■ **Task to complete**
Sort through the data and copy the lines holding the word "امامی".
━━ Provided material ━━
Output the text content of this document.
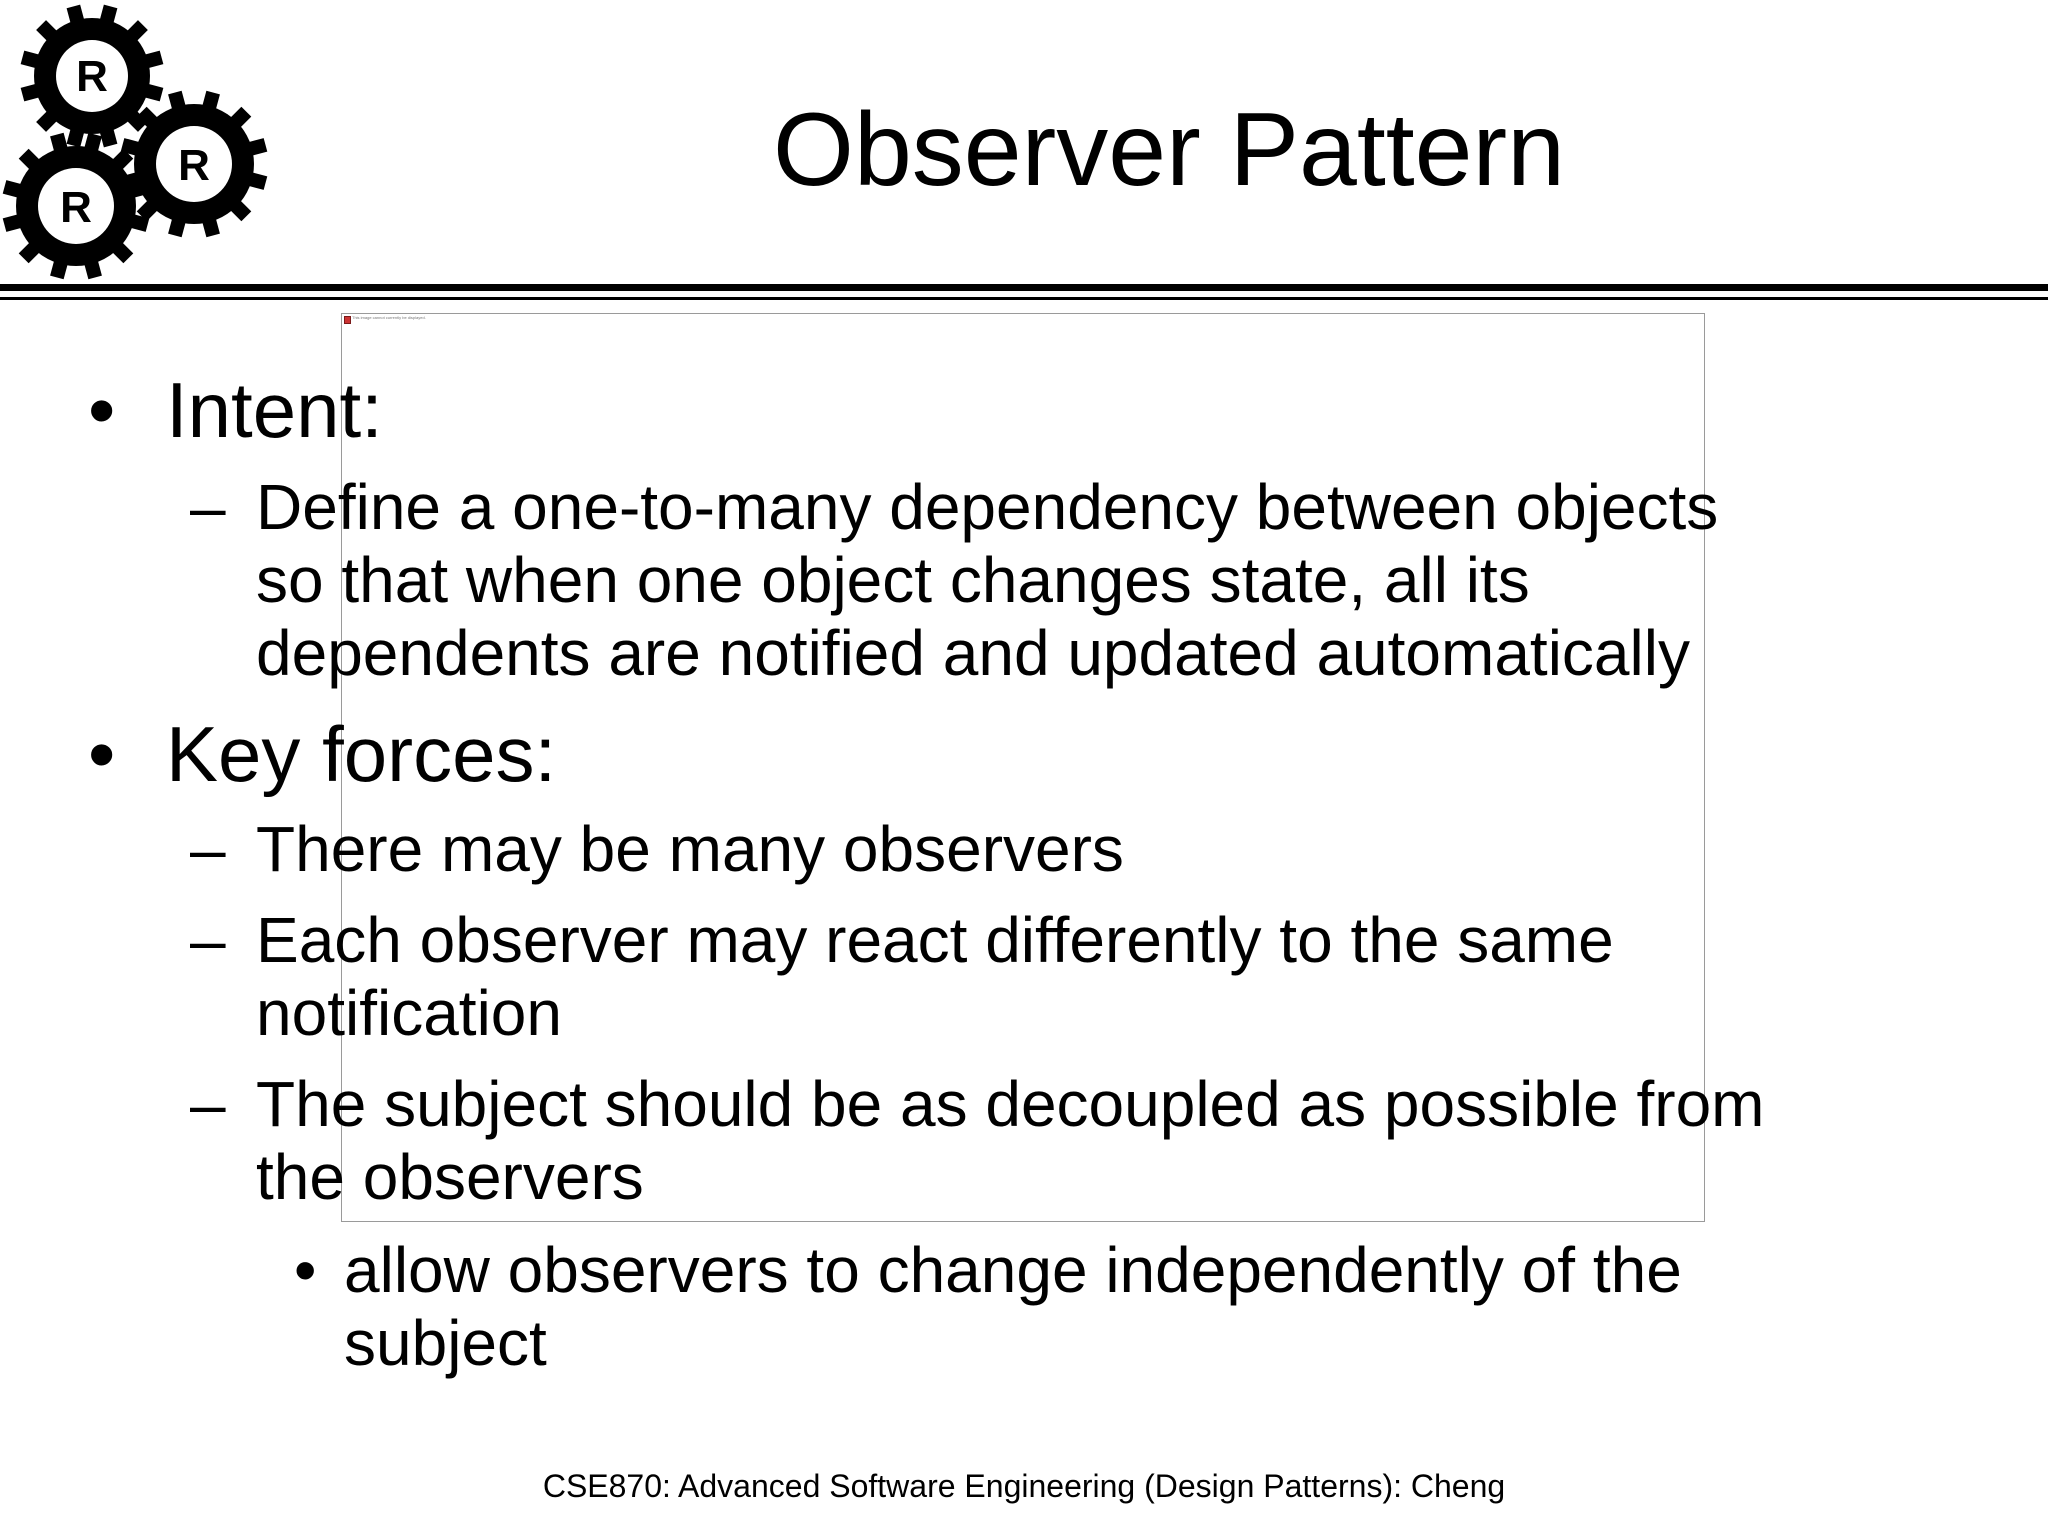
R
R
R	Observer Pattern
This image cannot currently be displayed.
• Intent:
– Define a one-to-many dependency between objects
so that when one object changes state, all its
dependents are notified and updated automatically
• Key forces:
– There may be many observers
– Each observer may react differently to the same
notification
– The subject should be as decoupled as possible from
the observers
• allow observers to change independently of the
subject
CSE870: Advanced Software Engineering (Design Patterns): Cheng
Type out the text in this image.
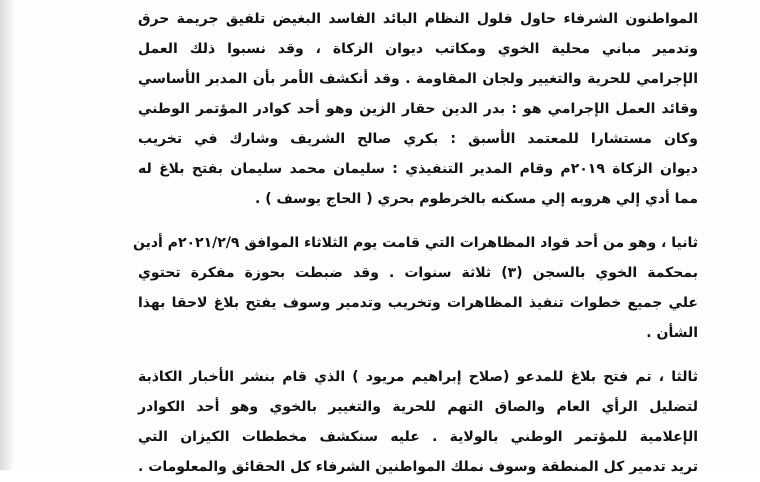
المواطنون الشرفاء حاول فلول النظام البائد الفاسد البغيض تلفيق جريمة حرق
وتدمير مباني محلية الخوي ومكاتب ديوان الزكاة ، وقد نسبوا ذلك العمل
الإجرامي للحرية والتغيير ولجان المقاومة . وقد أنكشف الأمر بأن المدبر الأساسي
وقائد العمل الإجرامي هو : بدر الدين حقار الزين وهو أحد كوادر المؤتمر الوطني
وكان مستشارا للمعتمد الأسبق : بكري صالح الشريف وشارك في تخريب
ديوان الزكاة ٢٠١٩م وقام المدير التنفيذي : سليمان محمد سليمان بفتح بلاغ له
مما أدي إلي هروبه إلي مسكنه بالخرطوم بحري ( الحاج يوسف ) .
ثانيا ، وهو من أحد قواد المظاهرات التي قامت يوم الثلاثاء الموافق ٢٠٢١/٢/٩م أدين
بمحكمة الخوي بالسجن (٣) ثلاثة سنوات . وقد ضبطت بحوزة مفكرة تحتوي
علي جميع خطوات تنفيذ المظاهرات وتخريب وتدمير وسوف يفتح بلاغ لاحقا بهذا
الشأن .
ثالثا ، تم فتح بلاغ للمدعو (صلاح إبراهيم مريود ) الذي قام بنشر الأخبار الكاذبة
لتضليل الرأي العام والصاق التهم للحرية والتغيير بالخوي وهو أحد الكوادر
الإعلامية للمؤتمر الوطني بالولاية . عليه سنكشف مخططات الكيزان التي
تريد تدمير كل المنطقة وسوف نملك المواطنين الشرفاء كل الحقائق والمعلومات .
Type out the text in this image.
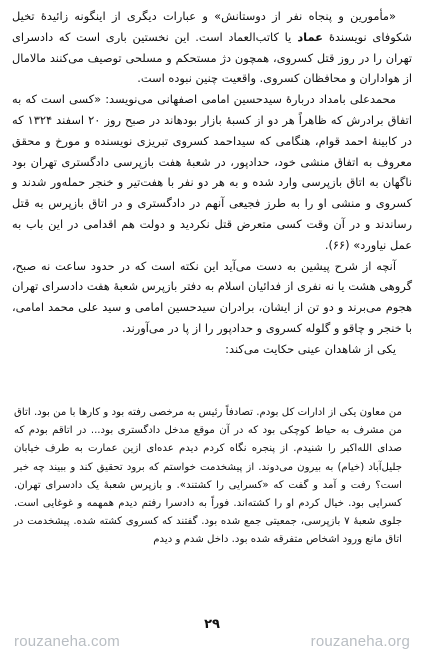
«مأمورین و پنجاه نفر از دوستانش» و عبارات دیگری از اینگونه زائیدهٔ تخیل شکوفای نویسندهٔ عماد یا کاتب‌العماد است. این نخستین باری است که دادسرای تهران را در روز قتل کسروی، همچون دژ مستحکم و مسلحی توصیف می‌کنند مالامال از هواداران و محافظان کسروی. واقعیت چنین نبوده است.

محمدعلی بامداد دربارهٔ سیدحسین امامی اصفهانی می‌نویسد: «کسی است که به اتفاق برادرش که ظاهراً هر دو از کسبهٔ بازار بودهاند در صبح روز ۲۰ اسفند ۱۳۲۴ که در کابینهٔ احمد قوام، هنگامی که سیداحمد کسروی تبریزی نویسنده و مورخ و محقق معروف به اتفاق منشی خود، حدادپور، در شعبهٔ هفت بازپرسی دادگستری تهران بود ناگهان به اتاق بازپرسی وارد شده و به هر دو نفر با هفت‌تیر و خنجر حمله‌ور شدند و کسروی و منشی او را به طرز فجیعی آنهم در دادگستری و در اتاق بازپرس به قتل رساندند و در آن وقت کسی متعرض قتل نکردید و دولت هم اقدامی در این باب به عمل نیاورد» (۶۶).

آنچه از شرح پیشین به دست می‌آید این نکته است که در حدود ساعت نه صبح، گروهی هشت یا نه نفری از فدائیان اسلام به دفتر بازپرس شعبهٔ هفت دادسرای تهران هجوم می‌برند و دو تن از ایشان، برادران سیدحسین امامی و سید علی محمد امامی، با خنجر و چاقو و گلوله کسروی و حدادپور را از پا در می‌آورند.

یکی از شاهدان عینی حکایت می‌کند:

من معاون یکی از ادارات کل بودم. تصادفاً رئیس به مرخصی رفته بود و کارها با من بود. اتاق من مشرف به حیاط کوچکی بود که در آن موقع مدخل دادگستری بود... در اتاقم بودم که صدای الله‌اکبر را شنیدم. از پنجره نگاه کردم دیدم عده‌ای ازین عمارت به طرف خیابان جلیل‌آباد (خیام) به بیرون می‌دوند. از پیشخدمت خواستم که برود تحقیق کند و ببیند چه خبر است؟ رفت و آمد و گفت که «کسرایی را کشتند». و بازپرس شعبهٔ یک دادسرای تهران. کسرایی بود. خیال کردم او را کشته‌اند. فوراً به دادسرا رفتم دیدم همهمه و غوغایی است. جلوی شعبهٔ ۷ بازپرسی، جمعیتی جمع شده بود. گفتند که کسروی کشته شده. پیشخدمت در اتاق مانع ورود اشخاص متفرقه شده بود. داخل شدم و دیدم

۲۹
rouzaneha.com	rouzaneha.org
━━━
■ **Written solution**
محمدعلی بامداد دربارهٔ سیدحسین امامی اصفهانی می‌نویسد: «کسی است که به اتفاق برادرش که ظاهراً هر دو از کسبهٔ بازار بودهاند در صبح روز ۲۰ اسفند ۱۳۲۴ که در کابینهٔ احمد قوام، هنگامی که سیداحمد کسروی تبریزی نویسنده و مورخ و محقق معروف به اتفاق منشی خود، حدادپور، در شعبهٔ هفت بازپرسی دادگستری تهران بود ناگهان به اتاق بازپرسی وارد شده و به هر دو نفر با هفت‌تیر و خنجر حمله‌ور شدند و کسروی و منشی او را به طرز فجیعی آنهم در دادگستری و در اتاق بازپرس به قتل رساندند و در آن وقت کسی متعرض قتل نکردید و دولت هم اقدامی در این باب به عمل نیاورد» (۶۶).
آنچه از شرح پیشین به دست می‌آید این نکته است که در حدود ساعت نه صبح، گروهی هشت یا نه نفری از فدائیان اسلام به دفتر بازپرس شعبهٔ هفت دادسرای تهران هجوم می‌برند و دو تن از ایشان، برادران سیدحسین امامی و سید علی محمد امامی، با خنجر و چاقو و گلوله کسروی و حدادپور را از پا در می‌آورند.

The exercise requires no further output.